**Material for this exercise:**
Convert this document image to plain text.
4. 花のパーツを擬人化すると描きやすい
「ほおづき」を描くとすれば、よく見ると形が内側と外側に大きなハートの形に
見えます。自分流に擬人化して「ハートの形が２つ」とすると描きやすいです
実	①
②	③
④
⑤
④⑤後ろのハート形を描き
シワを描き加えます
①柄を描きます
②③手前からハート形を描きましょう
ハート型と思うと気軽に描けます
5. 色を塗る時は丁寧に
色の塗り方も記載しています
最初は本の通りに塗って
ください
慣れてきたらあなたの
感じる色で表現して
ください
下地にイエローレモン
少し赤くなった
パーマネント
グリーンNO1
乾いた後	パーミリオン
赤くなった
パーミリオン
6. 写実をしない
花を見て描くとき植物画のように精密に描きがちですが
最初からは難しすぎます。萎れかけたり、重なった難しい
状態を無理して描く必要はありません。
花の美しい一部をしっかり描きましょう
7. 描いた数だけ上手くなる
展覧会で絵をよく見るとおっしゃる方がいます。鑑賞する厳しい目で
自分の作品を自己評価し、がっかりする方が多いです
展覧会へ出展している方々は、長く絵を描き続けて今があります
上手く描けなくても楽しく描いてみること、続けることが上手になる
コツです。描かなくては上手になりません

**Written task:**
Copy out each record exactly as given, omitting none.

**Task answer:**
Convert this document image to plain text.
4. 花のパーツを擬人化すると描きやすい
「ほおづき」を描くとすれば、よく見ると形が内側と外側に大きなハートの形に
見えます。自分流に擬人化して「ハートの形が２つ」とすると描きやすいです
実	①
②	③
④
⑤
④⑤後ろのハート形を描き
シワを描き加えます
①柄を描きます
②③手前からハート形を描きましょう
ハート型と思うと気軽に描けます
5. 色を塗る時は丁寧に
色の塗り方も記載しています
最初は本の通りに塗って
ください
慣れてきたらあなたの
感じる色で表現して
ください
下地にイエローレモン
少し赤くなった
パーマネント
グリーンNO1
乾いた後	パーミリオン
赤くなった
パーミリオン
6. 写実をしない
花を見て描くとき植物画のように精密に描きがちですが
最初からは難しすぎます。萎れかけたり、重なった難しい
状態を無理して描く必要はありません。
花の美しい一部をしっかり描きましょう
7. 描いた数だけ上手くなる
展覧会で絵をよく見るとおっしゃる方がいます。鑑賞する厳しい目で
自分の作品を自己評価し、がっかりする方が多いです
展覧会へ出展している方々は、長く絵を描き続けて今があります
上手く描けなくても楽しく描いてみること、続けることが上手になる
コツです。描かなくては上手になりません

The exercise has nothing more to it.